# Task goal
Transcribe every line of the listing below without any deviation.

# Given records
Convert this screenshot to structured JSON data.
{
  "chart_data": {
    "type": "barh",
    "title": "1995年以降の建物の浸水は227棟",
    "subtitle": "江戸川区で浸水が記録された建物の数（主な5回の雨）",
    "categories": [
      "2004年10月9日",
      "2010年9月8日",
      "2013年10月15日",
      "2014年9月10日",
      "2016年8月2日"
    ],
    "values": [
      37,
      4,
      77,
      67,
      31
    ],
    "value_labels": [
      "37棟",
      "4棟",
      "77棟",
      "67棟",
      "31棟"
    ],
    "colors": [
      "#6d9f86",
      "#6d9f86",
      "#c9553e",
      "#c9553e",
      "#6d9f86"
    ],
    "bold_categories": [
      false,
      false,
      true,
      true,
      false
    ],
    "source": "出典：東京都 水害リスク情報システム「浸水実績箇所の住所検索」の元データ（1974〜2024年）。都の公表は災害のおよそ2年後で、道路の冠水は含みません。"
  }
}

# Final result
Convert this screenshot to structured JSON data.
{
  "chart_data": {
    "type": "barh",
    "title": "1995年以降の建物の浸水は227棟",
    "subtitle": "江戸川区で浸水が記録された建物の数（主な5回の雨）",
    "categories": [
      "2004年10月9日",
      "2010年9月8日",
      "2013年10月15日",
      "2014年9月10日",
      "2016年8月2日"
    ],
    "values": [
      37,
      4,
      77,
      67,
      31
    ],
    "value_labels": [
      "37棟",
      "4棟",
      "77棟",
      "67棟",
      "31棟"
    ],
    "colors": [
      "#6d9f86",
      "#6d9f86",
      "#c9553e",
      "#c9553e",
      "#6d9f86"
    ],
    "bold_categories": [
      false,
      false,
      true,
      true,
      false
    ],
    "source": "出典：東京都 水害リスク情報システム「浸水実績箇所の住所検索」の元データ（1974〜2024年）。都の公表は災害のおよそ2年後で、道路の冠水は含みません。"
  }
}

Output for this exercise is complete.